Texte proposé:
:::
Stig Dagerman – L’enfant brûlé

La mort d’une mère peut provoquer une éruption pareille à celle d’un volcan. Elle fait jaillir une ardente vérité et son enfant brûlé prend douloureusement conscience du vide d’abord, de la solitude, puis de la bassesse des hommes et enfin de sa propre compromission.

Alma est partie à trois heures. Assise chez le boucher, malade, elle s’est brusquement effondrée. Raide morte. L’histoire commence le jour de son enterrement. Elle n’est pas vraiment regrettée par son mari Knut, qui la trouvait laide, ni par ses proches pour qui elle était juste désagréable. D’Alma on ne sait rien, si ce n’est l’antipathie qu’elle provoquait chez les autres. Pourtant elle n’était pas qu’une épouse, une voisine ou une lointaine parente :

C’est aussi une mère que l’on enterre et son fils a vingt-ans, et c’est tout ce qu’il a.

Son fils c’est Bengt et c’est le seul qui la pleure sincèrement. Il est cet enfant brûlé. Physiquement et moralement brûlé par une chandelle qui symbolise l’absente lors du repas de funérailles. Il est consumé par son chagrin. Mais à travers ses larmes Bengt voit, observe, comprend. Malgré sa douleur il voit la beauté solennelle :

Il a devant les yeux un spectacle qu’il n’oubliera jamais, tant il est beau et terrible. Car les quinze, vêtus de noir, se sont arrêtés au milieu de l’escalier. La grappe de leurs corps masque toute la fenêtre. C’est donc pour cela qu’il fait si sombre […] Ils restent un instant immobiles comme s’ils posaient pour un photographe invisible. Puis, lentement, ils continuent la descente. Ils s’avancent vers lui comme une seule grande ombre. L’escalier de douleur est terminé.
:::
Documents fournis:

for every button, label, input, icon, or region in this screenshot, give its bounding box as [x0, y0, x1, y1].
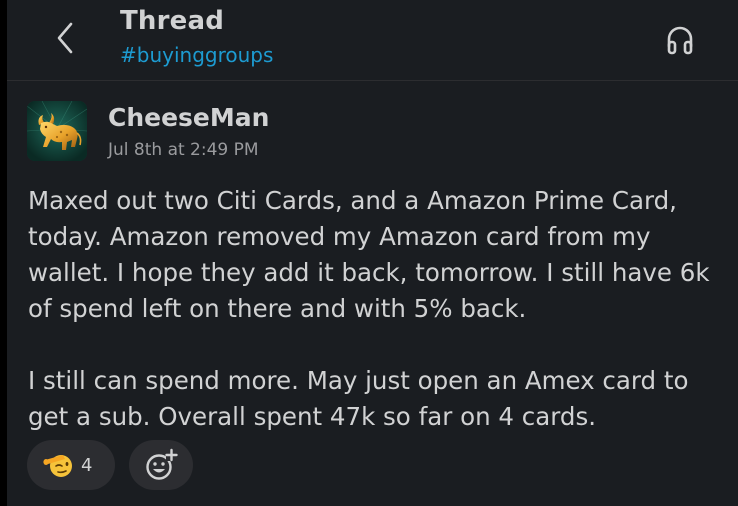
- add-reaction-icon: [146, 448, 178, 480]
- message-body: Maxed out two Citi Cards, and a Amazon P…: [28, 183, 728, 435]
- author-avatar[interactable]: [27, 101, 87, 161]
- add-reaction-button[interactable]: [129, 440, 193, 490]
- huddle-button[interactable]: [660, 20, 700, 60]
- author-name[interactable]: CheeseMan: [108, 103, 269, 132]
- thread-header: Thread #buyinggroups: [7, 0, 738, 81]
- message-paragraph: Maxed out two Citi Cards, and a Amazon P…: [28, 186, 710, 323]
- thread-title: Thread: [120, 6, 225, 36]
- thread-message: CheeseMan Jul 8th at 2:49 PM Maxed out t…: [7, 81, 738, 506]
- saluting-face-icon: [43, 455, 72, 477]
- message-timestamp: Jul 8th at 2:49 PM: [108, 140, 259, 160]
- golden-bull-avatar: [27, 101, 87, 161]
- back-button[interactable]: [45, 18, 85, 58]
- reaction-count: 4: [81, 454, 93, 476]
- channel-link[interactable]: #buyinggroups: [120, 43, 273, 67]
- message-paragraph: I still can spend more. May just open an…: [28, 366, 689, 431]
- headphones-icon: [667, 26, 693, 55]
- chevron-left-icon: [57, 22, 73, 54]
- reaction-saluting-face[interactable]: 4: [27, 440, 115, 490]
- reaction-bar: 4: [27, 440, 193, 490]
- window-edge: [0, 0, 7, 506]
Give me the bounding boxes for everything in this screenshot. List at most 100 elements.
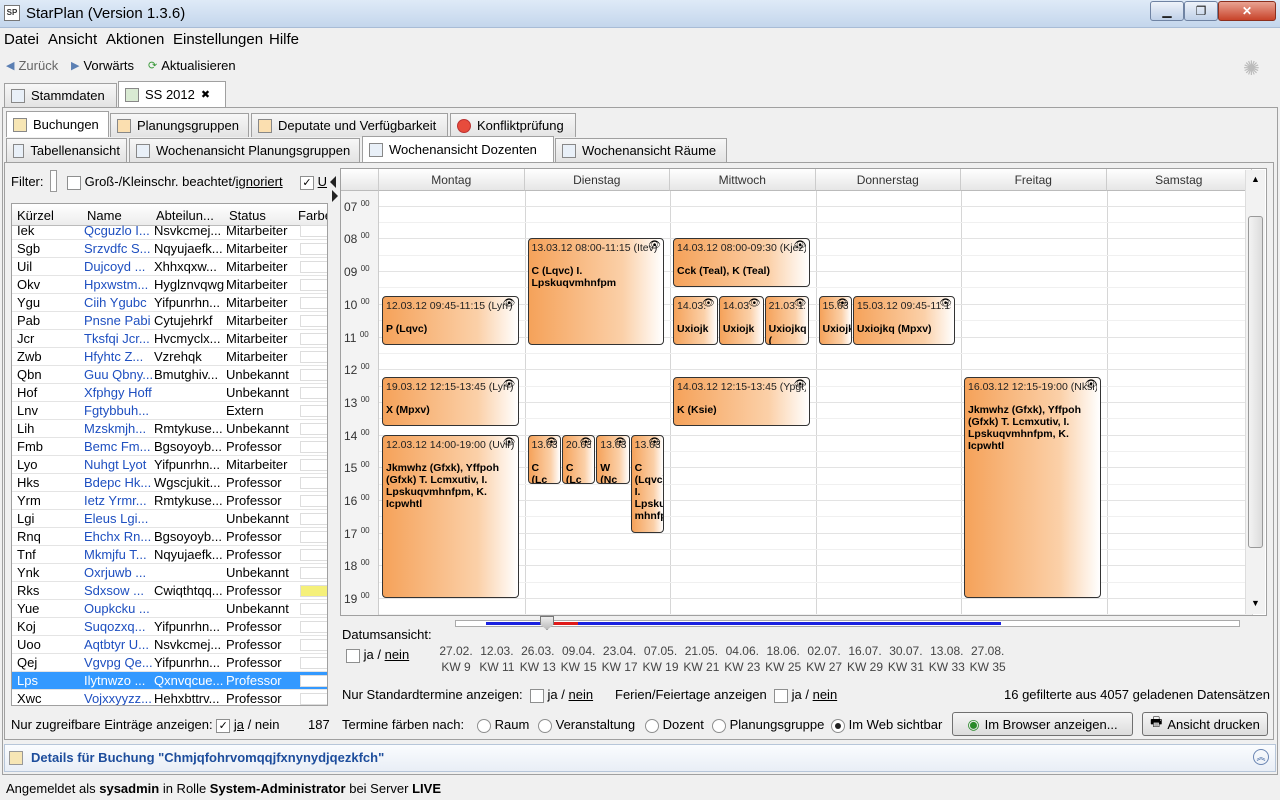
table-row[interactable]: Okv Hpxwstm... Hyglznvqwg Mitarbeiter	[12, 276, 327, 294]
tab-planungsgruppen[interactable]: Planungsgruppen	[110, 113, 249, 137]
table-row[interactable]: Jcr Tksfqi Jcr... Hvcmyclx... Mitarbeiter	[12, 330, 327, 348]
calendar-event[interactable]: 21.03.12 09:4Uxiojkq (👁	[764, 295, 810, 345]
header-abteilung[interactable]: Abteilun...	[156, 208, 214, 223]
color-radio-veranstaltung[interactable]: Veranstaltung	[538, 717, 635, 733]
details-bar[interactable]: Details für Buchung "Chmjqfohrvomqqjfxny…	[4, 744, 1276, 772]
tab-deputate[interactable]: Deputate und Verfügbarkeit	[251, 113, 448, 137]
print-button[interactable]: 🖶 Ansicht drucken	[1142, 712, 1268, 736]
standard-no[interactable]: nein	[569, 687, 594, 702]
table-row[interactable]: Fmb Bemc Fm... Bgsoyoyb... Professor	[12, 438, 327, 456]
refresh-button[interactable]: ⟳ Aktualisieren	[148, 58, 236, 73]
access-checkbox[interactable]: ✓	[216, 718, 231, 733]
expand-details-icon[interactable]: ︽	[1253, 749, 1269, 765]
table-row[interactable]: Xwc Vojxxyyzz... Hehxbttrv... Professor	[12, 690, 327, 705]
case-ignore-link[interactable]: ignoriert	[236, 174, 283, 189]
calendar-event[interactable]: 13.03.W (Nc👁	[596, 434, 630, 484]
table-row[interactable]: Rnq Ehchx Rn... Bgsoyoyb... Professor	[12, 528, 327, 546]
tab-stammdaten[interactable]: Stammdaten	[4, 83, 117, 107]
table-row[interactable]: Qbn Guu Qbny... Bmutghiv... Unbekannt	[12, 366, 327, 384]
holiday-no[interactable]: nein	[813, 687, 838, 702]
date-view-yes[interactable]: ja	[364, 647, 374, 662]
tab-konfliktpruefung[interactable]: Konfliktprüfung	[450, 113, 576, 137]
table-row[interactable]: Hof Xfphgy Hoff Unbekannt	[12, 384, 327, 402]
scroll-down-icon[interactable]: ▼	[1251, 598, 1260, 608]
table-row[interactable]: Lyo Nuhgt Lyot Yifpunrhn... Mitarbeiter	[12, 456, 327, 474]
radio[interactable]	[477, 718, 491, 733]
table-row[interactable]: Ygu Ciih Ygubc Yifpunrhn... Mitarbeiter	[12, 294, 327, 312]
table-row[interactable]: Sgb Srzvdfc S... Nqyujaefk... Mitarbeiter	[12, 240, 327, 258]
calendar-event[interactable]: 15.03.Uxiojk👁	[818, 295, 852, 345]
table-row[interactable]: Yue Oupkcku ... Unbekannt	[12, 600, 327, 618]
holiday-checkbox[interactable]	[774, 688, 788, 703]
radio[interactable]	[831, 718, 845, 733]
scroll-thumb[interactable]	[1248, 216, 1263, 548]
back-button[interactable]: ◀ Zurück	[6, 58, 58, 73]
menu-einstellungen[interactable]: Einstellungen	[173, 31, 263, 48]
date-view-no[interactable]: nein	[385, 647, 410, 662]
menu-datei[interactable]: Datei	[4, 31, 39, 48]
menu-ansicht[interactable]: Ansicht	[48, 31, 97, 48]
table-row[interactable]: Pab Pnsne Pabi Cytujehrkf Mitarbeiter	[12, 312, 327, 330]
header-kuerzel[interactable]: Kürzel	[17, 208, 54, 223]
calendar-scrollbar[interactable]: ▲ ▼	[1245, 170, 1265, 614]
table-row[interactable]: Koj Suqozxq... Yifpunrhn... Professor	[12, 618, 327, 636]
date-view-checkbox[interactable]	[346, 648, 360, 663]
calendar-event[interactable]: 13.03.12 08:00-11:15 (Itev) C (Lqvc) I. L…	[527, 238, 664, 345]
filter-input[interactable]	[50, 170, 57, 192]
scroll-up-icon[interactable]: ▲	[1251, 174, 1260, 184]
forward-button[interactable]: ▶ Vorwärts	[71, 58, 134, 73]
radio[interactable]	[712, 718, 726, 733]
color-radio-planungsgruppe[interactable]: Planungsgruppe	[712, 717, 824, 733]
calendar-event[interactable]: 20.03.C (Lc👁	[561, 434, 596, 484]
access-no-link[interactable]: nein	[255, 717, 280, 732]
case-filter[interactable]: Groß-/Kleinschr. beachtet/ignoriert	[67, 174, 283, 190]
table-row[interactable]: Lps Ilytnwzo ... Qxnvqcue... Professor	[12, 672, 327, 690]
:::
Exercice proposé:
Pour chacune des affirmations suivantes, dites si elle s’accorde avec le texte sur L’enfant brûlé. Répondez par oui ou par non et citez mot pour mot les termes du texte qui permettent de trancher.
(a) Alma s’est effondrée chez le boucher.
(b) Knut regrette profondément la mort de sa femme.
(c) Les personnes en noir arrêtées dans l’escalier sont quinze.

Corrigé:
(a) Oui : « Assise chez le boucher, malade, elle s’est brusquement effondrée. »
(b) Non : « Elle n’est pas vraiment regrettée par son mari Knut, qui la trouvait laide »
(c) Oui : « Car les quinze, vêtus de noir, se sont arrêtés au milieu de l’escalier. »